> **Given instruction**
Copy out all of the material exactly as presented.

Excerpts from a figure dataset

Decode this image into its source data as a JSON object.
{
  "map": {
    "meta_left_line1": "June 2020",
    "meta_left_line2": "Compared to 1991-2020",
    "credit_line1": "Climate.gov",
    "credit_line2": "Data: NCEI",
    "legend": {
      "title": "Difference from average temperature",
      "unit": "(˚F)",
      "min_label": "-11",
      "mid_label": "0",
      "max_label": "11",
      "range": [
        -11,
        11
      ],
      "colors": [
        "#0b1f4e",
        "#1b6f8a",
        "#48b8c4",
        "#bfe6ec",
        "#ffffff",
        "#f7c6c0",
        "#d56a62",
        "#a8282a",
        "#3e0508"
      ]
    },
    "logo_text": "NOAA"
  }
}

> **Correct result**
Decode this image into its source data as a JSON object.
{
  "map": {
    "meta_left_line1": "June 2020",
    "meta_left_line2": "Compared to 1991-2020",
    "credit_line1": "Climate.gov",
    "credit_line2": "Data: NCEI",
    "legend": {
      "title": "Difference from average temperature",
      "unit": "(˚F)",
      "min_label": "-11",
      "mid_label": "0",
      "max_label": "11",
      "range": [
        -11,
        11
      ],
      "colors": [
        "#0b1f4e",
        "#1b6f8a",
        "#48b8c4",
        "#bfe6ec",
        "#ffffff",
        "#f7c6c0",
        "#d56a62",
        "#a8282a",
        "#3e0508"
      ]
    },
    "logo_text": "NOAA"
  }
}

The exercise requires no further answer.